Entries from a dataset:

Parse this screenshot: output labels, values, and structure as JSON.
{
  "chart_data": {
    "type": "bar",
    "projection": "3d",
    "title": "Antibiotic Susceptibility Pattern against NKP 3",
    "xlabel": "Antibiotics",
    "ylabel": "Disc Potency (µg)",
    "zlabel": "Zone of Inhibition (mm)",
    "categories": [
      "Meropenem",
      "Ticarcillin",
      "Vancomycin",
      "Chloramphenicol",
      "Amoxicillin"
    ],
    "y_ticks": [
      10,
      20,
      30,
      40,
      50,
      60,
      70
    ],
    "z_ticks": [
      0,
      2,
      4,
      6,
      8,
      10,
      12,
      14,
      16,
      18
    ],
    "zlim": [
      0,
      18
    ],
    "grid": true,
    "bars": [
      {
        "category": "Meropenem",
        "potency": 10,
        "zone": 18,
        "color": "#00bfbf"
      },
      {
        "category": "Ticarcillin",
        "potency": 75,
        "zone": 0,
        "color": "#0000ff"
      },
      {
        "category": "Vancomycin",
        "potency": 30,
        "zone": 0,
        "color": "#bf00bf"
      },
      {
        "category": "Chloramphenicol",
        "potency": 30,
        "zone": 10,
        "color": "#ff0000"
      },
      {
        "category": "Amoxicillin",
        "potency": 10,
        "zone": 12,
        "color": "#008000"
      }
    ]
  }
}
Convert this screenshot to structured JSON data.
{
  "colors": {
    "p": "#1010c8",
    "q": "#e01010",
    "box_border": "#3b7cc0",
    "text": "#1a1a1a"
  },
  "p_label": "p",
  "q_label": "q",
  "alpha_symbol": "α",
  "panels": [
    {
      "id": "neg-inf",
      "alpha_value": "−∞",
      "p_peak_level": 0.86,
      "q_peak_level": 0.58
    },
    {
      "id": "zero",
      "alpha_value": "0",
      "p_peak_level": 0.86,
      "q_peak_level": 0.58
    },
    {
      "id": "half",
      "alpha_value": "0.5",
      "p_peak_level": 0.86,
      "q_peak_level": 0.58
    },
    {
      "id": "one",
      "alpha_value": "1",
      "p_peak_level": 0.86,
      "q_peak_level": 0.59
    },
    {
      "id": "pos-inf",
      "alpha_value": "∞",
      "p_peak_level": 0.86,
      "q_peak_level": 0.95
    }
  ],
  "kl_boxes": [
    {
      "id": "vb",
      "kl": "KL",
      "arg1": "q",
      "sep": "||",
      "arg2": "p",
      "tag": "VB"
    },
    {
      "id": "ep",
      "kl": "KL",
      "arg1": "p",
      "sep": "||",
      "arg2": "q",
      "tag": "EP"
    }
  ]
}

Problem description:
Write out every line exactly as it stands.

Exercise solution:
Parse this screenshot: output labels, values, and structure as JSON.
{
  "chart_data": {
    "type": "bar",
    "projection": "3d",
    "title": "Antibiotic Susceptibility Pattern against NKP 3",
    "xlabel": "Antibiotics",
    "ylabel": "Disc Potency (µg)",
    "zlabel": "Zone of Inhibition (mm)",
    "categories": [
      "Meropenem",
      "Ticarcillin",
      "Vancomycin",
      "Chloramphenicol",
      "Amoxicillin"
    ],
    "y_ticks": [
      10,
      20,
      30,
      40,
      50,
      60,
      70
    ],
    "z_ticks": [
      0,
      2,
      4,
      6,
      8,
      10,
      12,
      14,
      16,
      18
    ],
    "zlim": [
      0,
      18
    ],
    "grid": true,
    "bars": [
      {
        "category": "Meropenem",
        "potency": 10,
        "zone": 18,
        "color": "#00bfbf"
      },
      {
        "category": "Ticarcillin",
        "potency": 75,
        "zone": 0,
        "color": "#0000ff"
      },
      {
        "category": "Vancomycin",
        "potency": 30,
        "zone": 0,
        "color": "#bf00bf"
      },
      {
        "category": "Chloramphenicol",
        "potency": 30,
        "zone": 10,
        "color": "#ff0000"
      },
      {
        "category": "Amoxicillin",
        "potency": 10,
        "zone": 12,
        "color": "#008000"
      }
    ]
  }
}
Convert this screenshot to structured JSON data.
{
  "colors": {
    "p": "#1010c8",
    "q": "#e01010",
    "box_border": "#3b7cc0",
    "text": "#1a1a1a"
  },
  "p_label": "p",
  "q_label": "q",
  "alpha_symbol": "α",
  "panels": [
    {
      "id": "neg-inf",
      "alpha_value": "−∞",
      "p_peak_level": 0.86,
      "q_peak_level": 0.58
    },
    {
      "id": "zero",
      "alpha_value": "0",
      "p_peak_level": 0.86,
      "q_peak_level": 0.58
    },
    {
      "id": "half",
      "alpha_value": "0.5",
      "p_peak_level": 0.86,
      "q_peak_level": 0.58
    },
    {
      "id": "one",
      "alpha_value": "1",
      "p_peak_level": 0.86,
      "q_peak_level": 0.59
    },
    {
      "id": "pos-inf",
      "alpha_value": "∞",
      "p_peak_level": 0.86,
      "q_peak_level": 0.95
    }
  ],
  "kl_boxes": [
    {
      "id": "vb",
      "kl": "KL",
      "arg1": "q",
      "sep": "||",
      "arg2": "p",
      "tag": "VB"
    },
    {
      "id": "ep",
      "kl": "KL",
      "arg1": "p",
      "sep": "||",
      "arg2": "q",
      "tag": "EP"
    }
  ]
}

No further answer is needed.